Requirements
Turn every line of the data below into a numbered list, leaving out any blank lines.

>>>>

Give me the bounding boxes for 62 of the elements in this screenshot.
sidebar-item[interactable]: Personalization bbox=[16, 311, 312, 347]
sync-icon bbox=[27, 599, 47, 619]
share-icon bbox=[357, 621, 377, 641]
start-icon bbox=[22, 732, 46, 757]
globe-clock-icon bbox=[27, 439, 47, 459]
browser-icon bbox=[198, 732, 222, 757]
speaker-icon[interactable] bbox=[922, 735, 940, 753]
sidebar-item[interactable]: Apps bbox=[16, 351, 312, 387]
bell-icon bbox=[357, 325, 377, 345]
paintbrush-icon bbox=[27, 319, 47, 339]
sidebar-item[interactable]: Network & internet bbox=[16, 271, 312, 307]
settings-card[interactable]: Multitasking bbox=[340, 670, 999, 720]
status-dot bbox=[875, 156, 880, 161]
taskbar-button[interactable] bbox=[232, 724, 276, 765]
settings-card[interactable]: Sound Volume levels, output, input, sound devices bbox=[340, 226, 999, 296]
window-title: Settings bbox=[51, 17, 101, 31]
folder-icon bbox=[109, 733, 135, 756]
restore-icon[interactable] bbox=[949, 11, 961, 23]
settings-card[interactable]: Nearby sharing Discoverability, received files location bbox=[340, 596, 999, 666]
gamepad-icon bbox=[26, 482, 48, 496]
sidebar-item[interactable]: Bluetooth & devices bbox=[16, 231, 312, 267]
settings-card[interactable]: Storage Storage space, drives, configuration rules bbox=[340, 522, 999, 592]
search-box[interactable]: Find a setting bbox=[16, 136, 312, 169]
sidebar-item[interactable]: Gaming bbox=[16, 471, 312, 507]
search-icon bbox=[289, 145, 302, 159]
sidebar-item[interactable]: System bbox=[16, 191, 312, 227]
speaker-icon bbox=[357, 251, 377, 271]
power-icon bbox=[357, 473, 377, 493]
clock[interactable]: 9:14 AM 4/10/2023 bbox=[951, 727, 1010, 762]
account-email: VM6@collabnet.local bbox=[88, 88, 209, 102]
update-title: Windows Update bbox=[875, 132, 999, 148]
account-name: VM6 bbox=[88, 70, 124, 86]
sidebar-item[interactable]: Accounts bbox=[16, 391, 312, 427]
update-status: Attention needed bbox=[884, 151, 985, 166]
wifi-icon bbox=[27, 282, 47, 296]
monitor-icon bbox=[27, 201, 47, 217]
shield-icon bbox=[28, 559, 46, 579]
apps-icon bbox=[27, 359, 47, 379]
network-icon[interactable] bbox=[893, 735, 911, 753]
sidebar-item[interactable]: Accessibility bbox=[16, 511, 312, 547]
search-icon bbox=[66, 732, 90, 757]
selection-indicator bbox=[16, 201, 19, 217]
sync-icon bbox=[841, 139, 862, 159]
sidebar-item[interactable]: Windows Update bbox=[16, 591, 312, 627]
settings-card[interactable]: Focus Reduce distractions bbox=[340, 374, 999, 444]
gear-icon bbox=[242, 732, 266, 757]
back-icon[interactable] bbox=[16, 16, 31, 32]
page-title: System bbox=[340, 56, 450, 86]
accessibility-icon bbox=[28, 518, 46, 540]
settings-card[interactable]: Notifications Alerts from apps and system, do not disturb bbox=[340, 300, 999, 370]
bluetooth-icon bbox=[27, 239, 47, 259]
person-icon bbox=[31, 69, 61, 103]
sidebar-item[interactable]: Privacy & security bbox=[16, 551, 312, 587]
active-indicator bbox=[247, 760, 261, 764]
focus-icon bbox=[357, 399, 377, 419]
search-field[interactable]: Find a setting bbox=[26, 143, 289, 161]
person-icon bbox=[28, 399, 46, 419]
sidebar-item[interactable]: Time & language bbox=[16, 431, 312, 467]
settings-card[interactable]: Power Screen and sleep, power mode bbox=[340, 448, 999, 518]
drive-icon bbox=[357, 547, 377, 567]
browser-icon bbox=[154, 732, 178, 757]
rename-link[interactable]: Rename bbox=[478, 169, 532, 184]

<<<<

The reply
1. Give me the bounding boxes for 62 of the elements in this screenshot.
2. sidebar-item[interactable]: Personalization bbox=[16, 311, 312, 347]
3. sync-icon bbox=[27, 599, 47, 619]
4. share-icon bbox=[357, 621, 377, 641]
5. start-icon bbox=[22, 732, 46, 757]
6. globe-clock-icon bbox=[27, 439, 47, 459]
7. browser-icon bbox=[198, 732, 222, 757]
8. speaker-icon[interactable] bbox=[922, 735, 940, 753]
9. sidebar-item[interactable]: Apps bbox=[16, 351, 312, 387]
10. bell-icon bbox=[357, 325, 377, 345]
11. paintbrush-icon bbox=[27, 319, 47, 339]
12. sidebar-item[interactable]: Network & internet bbox=[16, 271, 312, 307]
13. settings-card[interactable]: Multitasking bbox=[340, 670, 999, 720]
14. status-dot bbox=[875, 156, 880, 161]
15. taskbar-button[interactable] bbox=[232, 724, 276, 765]
16. settings-card[interactable]: Sound Volume levels, output, input, sound devices bbox=[340, 226, 999, 296]
17. window-title: Settings bbox=[51, 17, 101, 31]
18. folder-icon bbox=[109, 733, 135, 756]
19. restore-icon[interactable] bbox=[949, 11, 961, 23]
20. settings-card[interactable]: Nearby sharing Discoverability, received files location bbox=[340, 596, 999, 666]
21. gamepad-icon bbox=[26, 482, 48, 496]
22. sidebar-item[interactable]: Bluetooth & devices bbox=[16, 231, 312, 267]
23. settings-card[interactable]: Storage Storage space, drives, configuration rules bbox=[340, 522, 999, 592]
24. search-box[interactable]: Find a setting bbox=[16, 136, 312, 169]
25. sidebar-item[interactable]: Gaming bbox=[16, 471, 312, 507]
26. search-icon bbox=[289, 145, 302, 159]
27. sidebar-item[interactable]: System bbox=[16, 191, 312, 227]
28. speaker-icon bbox=[357, 251, 377, 271]
29. power-icon bbox=[357, 473, 377, 493]
30. clock[interactable]: 9:14 AM 4/10/2023 bbox=[951, 727, 1010, 762]
31. account-email: VM6@collabnet.local bbox=[88, 88, 209, 102]
32. update-title: Windows Update bbox=[875, 132, 999, 148]
33. account-name: VM6 bbox=[88, 70, 124, 86]
34. sidebar-item[interactable]: Accounts bbox=[16, 391, 312, 427]
35. update-status: Attention needed bbox=[884, 151, 985, 166]
36. wifi-icon bbox=[27, 282, 47, 296]
37. monitor-icon bbox=[27, 201, 47, 217]
38. shield-icon bbox=[28, 559, 46, 579]
39. apps-icon bbox=[27, 359, 47, 379]
40. network-icon[interactable] bbox=[893, 735, 911, 753]
41. sidebar-item[interactable]: Accessibility bbox=[16, 511, 312, 547]
42. search-icon bbox=[66, 732, 90, 757]
43. selection-indicator bbox=[16, 201, 19, 217]
44. sync-icon bbox=[841, 139, 862, 159]
45. sidebar-item[interactable]: Windows Update bbox=[16, 591, 312, 627]
46. settings-card[interactable]: Focus Reduce distractions bbox=[340, 374, 999, 444]
47. gear-icon bbox=[242, 732, 266, 757]
48. back-icon[interactable] bbox=[16, 16, 31, 32]
49. page-title: System bbox=[340, 56, 450, 86]
50. accessibility-icon bbox=[28, 518, 46, 540]
51. settings-card[interactable]: Notifications Alerts from apps and system, do not disturb bbox=[340, 300, 999, 370]
52. bluetooth-icon bbox=[27, 239, 47, 259]
53. person-icon bbox=[31, 69, 61, 103]
54. sidebar-item[interactable]: Privacy & security bbox=[16, 551, 312, 587]
55. active-indicator bbox=[247, 760, 261, 764]
56. focus-icon bbox=[357, 399, 377, 419]
57. search-field[interactable]: Find a setting bbox=[26, 143, 289, 161]
58. person-icon bbox=[28, 399, 46, 419]
59. sidebar-item[interactable]: Time & language bbox=[16, 431, 312, 467]
60. settings-card[interactable]: Power Screen and sleep, power mode bbox=[340, 448, 999, 518]
61. drive-icon bbox=[357, 547, 377, 567]
62. browser-icon bbox=[154, 732, 178, 757]
63. rename-link[interactable]: Rename bbox=[478, 169, 532, 184]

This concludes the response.